→ **Challenge**
Reproduce, word for word, every line starting at the line that contains "Read this page and output its text content." and ending with the final line of the entries.

→ **Supplied records**

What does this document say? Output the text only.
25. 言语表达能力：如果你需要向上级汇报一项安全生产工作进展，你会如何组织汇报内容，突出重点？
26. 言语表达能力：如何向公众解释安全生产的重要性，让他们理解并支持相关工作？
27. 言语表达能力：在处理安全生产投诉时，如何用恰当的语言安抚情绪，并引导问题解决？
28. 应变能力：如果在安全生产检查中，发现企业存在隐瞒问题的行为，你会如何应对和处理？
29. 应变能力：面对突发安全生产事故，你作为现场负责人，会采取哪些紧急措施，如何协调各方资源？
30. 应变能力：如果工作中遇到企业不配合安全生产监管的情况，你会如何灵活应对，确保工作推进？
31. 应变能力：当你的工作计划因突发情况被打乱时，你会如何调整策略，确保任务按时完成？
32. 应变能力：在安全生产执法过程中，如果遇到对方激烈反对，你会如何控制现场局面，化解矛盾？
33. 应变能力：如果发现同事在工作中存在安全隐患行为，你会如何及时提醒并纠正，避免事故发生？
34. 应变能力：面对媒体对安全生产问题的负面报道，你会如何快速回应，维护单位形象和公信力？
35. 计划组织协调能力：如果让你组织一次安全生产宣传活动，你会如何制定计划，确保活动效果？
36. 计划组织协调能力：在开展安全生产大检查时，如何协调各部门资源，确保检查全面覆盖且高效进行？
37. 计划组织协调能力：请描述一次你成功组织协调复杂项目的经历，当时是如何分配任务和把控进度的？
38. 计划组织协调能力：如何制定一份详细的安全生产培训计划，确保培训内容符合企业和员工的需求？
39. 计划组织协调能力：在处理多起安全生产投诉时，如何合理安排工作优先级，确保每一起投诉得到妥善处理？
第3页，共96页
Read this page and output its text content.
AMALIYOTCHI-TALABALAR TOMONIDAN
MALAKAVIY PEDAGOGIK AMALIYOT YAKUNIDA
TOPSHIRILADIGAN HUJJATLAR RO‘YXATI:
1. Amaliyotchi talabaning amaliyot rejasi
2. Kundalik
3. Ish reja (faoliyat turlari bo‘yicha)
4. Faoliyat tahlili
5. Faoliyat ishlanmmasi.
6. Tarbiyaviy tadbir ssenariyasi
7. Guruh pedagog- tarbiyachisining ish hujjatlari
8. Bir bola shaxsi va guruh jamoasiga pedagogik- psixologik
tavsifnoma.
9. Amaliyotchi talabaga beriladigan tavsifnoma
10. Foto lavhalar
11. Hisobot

→ **Response for this exercise**
Read this page and output its text content.
AMALIYOTCHI-TALABALAR TOMONIDAN
MALAKAVIY PEDAGOGIK AMALIYOT YAKUNIDA
TOPSHIRILADIGAN HUJJATLAR RO‘YXATI:
1. Amaliyotchi talabaning amaliyot rejasi
2. Kundalik
3. Ish reja (faoliyat turlari bo‘yicha)
4. Faoliyat tahlili
5. Faoliyat ishlanmmasi.
6. Tarbiyaviy tadbir ssenariyasi
7. Guruh pedagog- tarbiyachisining ish hujjatlari
8. Bir bola shaxsi va guruh jamoasiga pedagogik- psixologik
tavsifnoma.
9. Amaliyotchi talabaga beriladigan tavsifnoma
10. Foto lavhalar
11. Hisobot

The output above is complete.